──────── Entries supplied

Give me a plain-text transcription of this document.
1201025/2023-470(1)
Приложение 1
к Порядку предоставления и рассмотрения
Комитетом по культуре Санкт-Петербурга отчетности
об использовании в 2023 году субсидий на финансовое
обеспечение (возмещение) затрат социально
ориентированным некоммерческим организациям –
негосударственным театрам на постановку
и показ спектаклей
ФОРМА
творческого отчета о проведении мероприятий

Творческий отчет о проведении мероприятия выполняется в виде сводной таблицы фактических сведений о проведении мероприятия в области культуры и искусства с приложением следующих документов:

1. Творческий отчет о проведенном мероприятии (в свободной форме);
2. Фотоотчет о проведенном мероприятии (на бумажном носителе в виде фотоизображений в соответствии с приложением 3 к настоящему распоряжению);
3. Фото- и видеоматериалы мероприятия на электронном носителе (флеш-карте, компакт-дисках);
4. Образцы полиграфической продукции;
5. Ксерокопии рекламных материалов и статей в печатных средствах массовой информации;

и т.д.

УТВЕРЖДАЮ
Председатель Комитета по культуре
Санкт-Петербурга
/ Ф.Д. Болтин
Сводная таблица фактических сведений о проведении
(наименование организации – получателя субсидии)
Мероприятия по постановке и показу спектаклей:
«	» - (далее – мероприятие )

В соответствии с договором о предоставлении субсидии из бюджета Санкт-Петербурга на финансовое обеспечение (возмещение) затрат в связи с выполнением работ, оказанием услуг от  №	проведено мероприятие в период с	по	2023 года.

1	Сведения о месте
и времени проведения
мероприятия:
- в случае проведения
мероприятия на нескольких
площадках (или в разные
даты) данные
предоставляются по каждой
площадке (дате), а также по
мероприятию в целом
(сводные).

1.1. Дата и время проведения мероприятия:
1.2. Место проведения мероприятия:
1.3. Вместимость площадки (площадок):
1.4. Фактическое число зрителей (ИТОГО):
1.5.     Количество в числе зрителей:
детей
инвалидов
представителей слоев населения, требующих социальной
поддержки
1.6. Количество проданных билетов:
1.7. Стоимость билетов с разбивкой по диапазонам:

────────────────

• _Work required_
Output the entries exactly.

• _Reply_
Give me a plain-text transcription of this document.
1201025/2023-470(1)
Приложение 1
к Порядку предоставления и рассмотрения
Комитетом по культуре Санкт-Петербурга отчетности
об использовании в 2023 году субсидий на финансовое
обеспечение (возмещение) затрат социально
ориентированным некоммерческим организациям –
негосударственным театрам на постановку
и показ спектаклей
ФОРМА
творческого отчета о проведении мероприятий

Творческий отчет о проведении мероприятия выполняется в виде сводной таблицы фактических сведений о проведении мероприятия в области культуры и искусства с приложением следующих документов:

1. Творческий отчет о проведенном мероприятии (в свободной форме);
2. Фотоотчет о проведенном мероприятии (на бумажном носителе в виде фотоизображений в соответствии с приложением 3 к настоящему распоряжению);
3. Фото- и видеоматериалы мероприятия на электронном носителе (флеш-карте, компакт-дисках);
4. Образцы полиграфической продукции;
5. Ксерокопии рекламных материалов и статей в печатных средствах массовой информации;

и т.д.

УТВЕРЖДАЮ
Председатель Комитета по культуре
Санкт-Петербурга
/ Ф.Д. Болтин
Сводная таблица фактических сведений о проведении
(наименование организации – получателя субсидии)
Мероприятия по постановке и показу спектаклей:
«	» - (далее – мероприятие )

В соответствии с договором о предоставлении субсидии из бюджета Санкт-Петербурга на финансовое обеспечение (возмещение) затрат в связи с выполнением работ, оказанием услуг от  №	проведено мероприятие в период с	по	2023 года.

1	Сведения о месте
и времени проведения
мероприятия:
- в случае проведения
мероприятия на нескольких
площадках (или в разные
даты) данные
предоставляются по каждой
площадке (дате), а также по
мероприятию в целом
(сводные).

1.1. Дата и время проведения мероприятия:
1.2. Место проведения мероприятия:
1.3. Вместимость площадки (площадок):
1.4. Фактическое число зрителей (ИТОГО):
1.5.     Количество в числе зрителей:
детей
инвалидов
представителей слоев населения, требующих социальной
поддержки
1.6. Количество проданных билетов:
1.7. Стоимость билетов с разбивкой по диапазонам:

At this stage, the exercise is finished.